*** Given data ***
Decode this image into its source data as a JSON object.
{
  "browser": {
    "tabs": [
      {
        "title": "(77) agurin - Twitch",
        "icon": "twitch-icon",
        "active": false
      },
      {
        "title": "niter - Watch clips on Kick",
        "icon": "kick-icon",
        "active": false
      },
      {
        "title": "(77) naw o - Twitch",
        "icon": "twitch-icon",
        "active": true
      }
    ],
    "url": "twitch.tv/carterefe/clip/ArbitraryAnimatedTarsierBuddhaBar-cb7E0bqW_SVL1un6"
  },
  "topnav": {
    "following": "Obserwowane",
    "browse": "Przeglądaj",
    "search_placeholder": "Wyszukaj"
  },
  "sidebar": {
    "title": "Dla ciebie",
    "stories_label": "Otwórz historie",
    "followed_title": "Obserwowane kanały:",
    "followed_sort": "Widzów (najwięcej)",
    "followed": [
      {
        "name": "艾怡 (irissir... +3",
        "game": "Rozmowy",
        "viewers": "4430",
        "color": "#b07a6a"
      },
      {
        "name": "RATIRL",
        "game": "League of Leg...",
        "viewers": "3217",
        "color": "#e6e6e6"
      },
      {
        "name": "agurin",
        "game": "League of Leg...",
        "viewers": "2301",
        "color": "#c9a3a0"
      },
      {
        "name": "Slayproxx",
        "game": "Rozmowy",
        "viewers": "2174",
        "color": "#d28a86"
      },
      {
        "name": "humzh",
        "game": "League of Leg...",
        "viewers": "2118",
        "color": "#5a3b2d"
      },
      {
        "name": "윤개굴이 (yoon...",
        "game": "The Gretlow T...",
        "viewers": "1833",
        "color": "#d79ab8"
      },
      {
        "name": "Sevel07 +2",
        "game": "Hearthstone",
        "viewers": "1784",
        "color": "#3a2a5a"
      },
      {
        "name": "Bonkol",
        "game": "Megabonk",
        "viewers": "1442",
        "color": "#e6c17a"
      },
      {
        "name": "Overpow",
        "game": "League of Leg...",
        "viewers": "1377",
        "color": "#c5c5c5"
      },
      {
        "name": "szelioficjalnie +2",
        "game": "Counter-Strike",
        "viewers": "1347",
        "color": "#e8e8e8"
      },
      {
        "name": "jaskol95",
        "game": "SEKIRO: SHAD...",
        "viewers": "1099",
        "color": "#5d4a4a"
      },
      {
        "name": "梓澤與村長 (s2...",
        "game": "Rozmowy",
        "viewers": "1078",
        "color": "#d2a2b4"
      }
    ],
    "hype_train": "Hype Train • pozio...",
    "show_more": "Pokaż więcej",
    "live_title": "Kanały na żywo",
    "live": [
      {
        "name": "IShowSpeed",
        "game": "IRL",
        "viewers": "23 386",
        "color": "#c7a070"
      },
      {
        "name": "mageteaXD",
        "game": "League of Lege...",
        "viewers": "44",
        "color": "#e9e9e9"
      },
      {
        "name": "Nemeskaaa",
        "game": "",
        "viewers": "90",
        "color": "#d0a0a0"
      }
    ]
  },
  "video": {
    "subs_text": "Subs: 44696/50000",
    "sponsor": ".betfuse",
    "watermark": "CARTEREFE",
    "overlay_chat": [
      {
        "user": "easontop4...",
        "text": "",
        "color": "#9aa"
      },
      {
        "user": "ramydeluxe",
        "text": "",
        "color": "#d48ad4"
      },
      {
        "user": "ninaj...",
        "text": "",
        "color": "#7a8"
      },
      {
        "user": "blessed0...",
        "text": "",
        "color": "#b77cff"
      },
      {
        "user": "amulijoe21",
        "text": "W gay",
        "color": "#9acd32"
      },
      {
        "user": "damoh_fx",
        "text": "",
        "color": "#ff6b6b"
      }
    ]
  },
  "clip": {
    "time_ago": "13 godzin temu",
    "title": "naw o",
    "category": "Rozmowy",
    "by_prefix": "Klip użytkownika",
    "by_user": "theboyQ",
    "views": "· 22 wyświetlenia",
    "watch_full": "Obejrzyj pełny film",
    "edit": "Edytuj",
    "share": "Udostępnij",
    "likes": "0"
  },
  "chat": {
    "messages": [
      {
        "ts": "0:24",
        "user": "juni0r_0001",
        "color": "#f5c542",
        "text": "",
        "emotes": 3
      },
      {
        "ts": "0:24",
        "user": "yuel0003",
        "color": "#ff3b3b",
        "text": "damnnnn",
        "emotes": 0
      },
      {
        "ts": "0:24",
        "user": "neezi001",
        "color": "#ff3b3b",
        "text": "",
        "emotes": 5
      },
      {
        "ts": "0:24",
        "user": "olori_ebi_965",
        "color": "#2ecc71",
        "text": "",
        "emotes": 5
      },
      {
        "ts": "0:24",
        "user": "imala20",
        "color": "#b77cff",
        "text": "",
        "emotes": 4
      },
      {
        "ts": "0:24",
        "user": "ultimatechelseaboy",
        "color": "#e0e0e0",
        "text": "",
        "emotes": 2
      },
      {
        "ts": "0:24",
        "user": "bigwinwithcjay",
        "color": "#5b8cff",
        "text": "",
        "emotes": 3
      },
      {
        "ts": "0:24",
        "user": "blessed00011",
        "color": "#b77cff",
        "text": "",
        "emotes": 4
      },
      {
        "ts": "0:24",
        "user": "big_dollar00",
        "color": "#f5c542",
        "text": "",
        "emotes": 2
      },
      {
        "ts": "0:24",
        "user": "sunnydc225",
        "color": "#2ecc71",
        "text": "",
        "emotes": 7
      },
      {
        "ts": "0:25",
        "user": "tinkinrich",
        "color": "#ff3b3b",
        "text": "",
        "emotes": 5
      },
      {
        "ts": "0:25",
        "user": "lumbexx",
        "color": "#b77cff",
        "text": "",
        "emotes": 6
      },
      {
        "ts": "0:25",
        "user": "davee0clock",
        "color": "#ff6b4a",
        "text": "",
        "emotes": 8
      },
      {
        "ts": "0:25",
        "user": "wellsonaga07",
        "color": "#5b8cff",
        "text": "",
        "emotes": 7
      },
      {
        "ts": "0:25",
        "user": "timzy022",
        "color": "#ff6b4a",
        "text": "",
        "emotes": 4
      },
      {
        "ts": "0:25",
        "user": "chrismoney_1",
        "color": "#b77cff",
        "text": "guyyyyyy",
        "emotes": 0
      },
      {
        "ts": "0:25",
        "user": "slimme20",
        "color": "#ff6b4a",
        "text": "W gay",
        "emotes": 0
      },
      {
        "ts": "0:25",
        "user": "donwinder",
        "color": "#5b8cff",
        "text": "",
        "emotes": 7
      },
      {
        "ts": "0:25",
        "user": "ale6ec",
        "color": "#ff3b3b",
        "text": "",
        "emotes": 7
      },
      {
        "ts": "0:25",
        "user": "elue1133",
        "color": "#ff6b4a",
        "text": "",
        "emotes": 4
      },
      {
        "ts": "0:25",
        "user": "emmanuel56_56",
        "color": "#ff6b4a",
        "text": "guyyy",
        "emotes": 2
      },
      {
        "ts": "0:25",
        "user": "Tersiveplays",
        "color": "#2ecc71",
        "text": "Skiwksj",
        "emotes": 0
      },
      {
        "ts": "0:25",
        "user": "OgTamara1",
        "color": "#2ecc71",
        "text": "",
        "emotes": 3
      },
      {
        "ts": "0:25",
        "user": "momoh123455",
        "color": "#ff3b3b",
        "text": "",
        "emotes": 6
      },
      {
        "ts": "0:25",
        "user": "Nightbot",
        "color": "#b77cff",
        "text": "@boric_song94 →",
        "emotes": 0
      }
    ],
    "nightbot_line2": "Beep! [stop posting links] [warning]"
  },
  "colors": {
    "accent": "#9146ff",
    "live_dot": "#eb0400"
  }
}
***
Each record must be returned exactly as it is written.

Decode this image into its source data as a JSON object.
{
  "browser": {
    "tabs": [
      {
        "title": "(77) agurin - Twitch",
        "icon": "twitch-icon",
        "active": false
      },
      {
        "title": "niter - Watch clips on Kick",
        "icon": "kick-icon",
        "active": false
      },
      {
        "title": "(77) naw o - Twitch",
        "icon": "twitch-icon",
        "active": true
      }
    ],
    "url": "twitch.tv/carterefe/clip/ArbitraryAnimatedTarsierBuddhaBar-cb7E0bqW_SVL1un6"
  },
  "topnav": {
    "following": "Obserwowane",
    "browse": "Przeglądaj",
    "search_placeholder": "Wyszukaj"
  },
  "sidebar": {
    "title": "Dla ciebie",
    "stories_label": "Otwórz historie",
    "followed_title": "Obserwowane kanały:",
    "followed_sort": "Widzów (najwięcej)",
    "followed": [
      {
        "name": "艾怡 (irissir... +3",
        "game": "Rozmowy",
        "viewers": "4430",
        "color": "#b07a6a"
      },
      {
        "name": "RATIRL",
        "game": "League of Leg...",
        "viewers": "3217",
        "color": "#e6e6e6"
      },
      {
        "name": "agurin",
        "game": "League of Leg...",
        "viewers": "2301",
        "color": "#c9a3a0"
      },
      {
        "name": "Slayproxx",
        "game": "Rozmowy",
        "viewers": "2174",
        "color": "#d28a86"
      },
      {
        "name": "humzh",
        "game": "League of Leg...",
        "viewers": "2118",
        "color": "#5a3b2d"
      },
      {
        "name": "윤개굴이 (yoon...",
        "game": "The Gretlow T...",
        "viewers": "1833",
        "color": "#d79ab8"
      },
      {
        "name": "Sevel07 +2",
        "game": "Hearthstone",
        "viewers": "1784",
        "color": "#3a2a5a"
      },
      {
        "name": "Bonkol",
        "game": "Megabonk",
        "viewers": "1442",
        "color": "#e6c17a"
      },
      {
        "name": "Overpow",
        "game": "League of Leg...",
        "viewers": "1377",
        "color": "#c5c5c5"
      },
      {
        "name": "szelioficjalnie +2",
        "game": "Counter-Strike",
        "viewers": "1347",
        "color": "#e8e8e8"
      },
      {
        "name": "jaskol95",
        "game": "SEKIRO: SHAD...",
        "viewers": "1099",
        "color": "#5d4a4a"
      },
      {
        "name": "梓澤與村長 (s2...",
        "game": "Rozmowy",
        "viewers": "1078",
        "color": "#d2a2b4"
      }
    ],
    "hype_train": "Hype Train • pozio...",
    "show_more": "Pokaż więcej",
    "live_title": "Kanały na żywo",
    "live": [
      {
        "name": "IShowSpeed",
        "game": "IRL",
        "viewers": "23 386",
        "color": "#c7a070"
      },
      {
        "name": "mageteaXD",
        "game": "League of Lege...",
        "viewers": "44",
        "color": "#e9e9e9"
      },
      {
        "name": "Nemeskaaa",
        "game": "",
        "viewers": "90",
        "color": "#d0a0a0"
      }
    ]
  },
  "video": {
    "subs_text": "Subs: 44696/50000",
    "sponsor": ".betfuse",
    "watermark": "CARTEREFE",
    "overlay_chat": [
      {
        "user": "easontop4...",
        "text": "",
        "color": "#9aa"
      },
      {
        "user": "ramydeluxe",
        "text": "",
        "color": "#d48ad4"
      },
      {
        "user": "ninaj...",
        "text": "",
        "color": "#7a8"
      },
      {
        "user": "blessed0...",
        "text": "",
        "color": "#b77cff"
      },
      {
        "user": "amulijoe21",
        "text": "W gay",
        "color": "#9acd32"
      },
      {
        "user": "damoh_fx",
        "text": "",
        "color": "#ff6b6b"
      }
    ]
  },
  "clip": {
    "time_ago": "13 godzin temu",
    "title": "naw o",
    "category": "Rozmowy",
    "by_prefix": "Klip użytkownika",
    "by_user": "theboyQ",
    "views": "· 22 wyświetlenia",
    "watch_full": "Obejrzyj pełny film",
    "edit": "Edytuj",
    "share": "Udostępnij",
    "likes": "0"
  },
  "chat": {
    "messages": [
      {
        "ts": "0:24",
        "user": "juni0r_0001",
        "color": "#f5c542",
        "text": "",
        "emotes": 3
      },
      {
        "ts": "0:24",
        "user": "yuel0003",
        "color": "#ff3b3b",
        "text": "damnnnn",
        "emotes": 0
      },
      {
        "ts": "0:24",
        "user": "neezi001",
        "color": "#ff3b3b",
        "text": "",
        "emotes": 5
      },
      {
        "ts": "0:24",
        "user": "olori_ebi_965",
        "color": "#2ecc71",
        "text": "",
        "emotes": 5
      },
      {
        "ts": "0:24",
        "user": "imala20",
        "color": "#b77cff",
        "text": "",
        "emotes": 4
      },
      {
        "ts": "0:24",
        "user": "ultimatechelseaboy",
        "color": "#e0e0e0",
        "text": "",
        "emotes": 2
      },
      {
        "ts": "0:24",
        "user": "bigwinwithcjay",
        "color": "#5b8cff",
        "text": "",
        "emotes": 3
      },
      {
        "ts": "0:24",
        "user": "blessed00011",
        "color": "#b77cff",
        "text": "",
        "emotes": 4
      },
      {
        "ts": "0:24",
        "user": "big_dollar00",
        "color": "#f5c542",
        "text": "",
        "emotes": 2
      },
      {
        "ts": "0:24",
        "user": "sunnydc225",
        "color": "#2ecc71",
        "text": "",
        "emotes": 7
      },
      {
        "ts": "0:25",
        "user": "tinkinrich",
        "color": "#ff3b3b",
        "text": "",
        "emotes": 5
      },
      {
        "ts": "0:25",
        "user": "lumbexx",
        "color": "#b77cff",
        "text": "",
        "emotes": 6
      },
      {
        "ts": "0:25",
        "user": "davee0clock",
        "color": "#ff6b4a",
        "text": "",
        "emotes": 8
      },
      {
        "ts": "0:25",
        "user": "wellsonaga07",
        "color": "#5b8cff",
        "text": "",
        "emotes": 7
      },
      {
        "ts": "0:25",
        "user": "timzy022",
        "color": "#ff6b4a",
        "text": "",
        "emotes": 4
      },
      {
        "ts": "0:25",
        "user": "chrismoney_1",
        "color": "#b77cff",
        "text": "guyyyyyy",
        "emotes": 0
      },
      {
        "ts": "0:25",
        "user": "slimme20",
        "color": "#ff6b4a",
        "text": "W gay",
        "emotes": 0
      },
      {
        "ts": "0:25",
        "user": "donwinder",
        "color": "#5b8cff",
        "text": "",
        "emotes": 7
      },
      {
        "ts": "0:25",
        "user": "ale6ec",
        "color": "#ff3b3b",
        "text": "",
        "emotes": 7
      },
      {
        "ts": "0:25",
        "user": "elue1133",
        "color": "#ff6b4a",
        "text": "",
        "emotes": 4
      },
      {
        "ts": "0:25",
        "user": "emmanuel56_56",
        "color": "#ff6b4a",
        "text": "guyyy",
        "emotes": 2
      },
      {
        "ts": "0:25",
        "user": "Tersiveplays",
        "color": "#2ecc71",
        "text": "Skiwksj",
        "emotes": 0
      },
      {
        "ts": "0:25",
        "user": "OgTamara1",
        "color": "#2ecc71",
        "text": "",
        "emotes": 3
      },
      {
        "ts": "0:25",
        "user": "momoh123455",
        "color": "#ff3b3b",
        "text": "",
        "emotes": 6
      },
      {
        "ts": "0:25",
        "user": "Nightbot",
        "color": "#b77cff",
        "text": "@boric_song94 →",
        "emotes": 0
      }
    ],
    "nightbot_line2": "Beep! [stop posting links] [warning]"
  },
  "colors": {
    "accent": "#9146ff",
    "live_dot": "#eb0400"
  }
}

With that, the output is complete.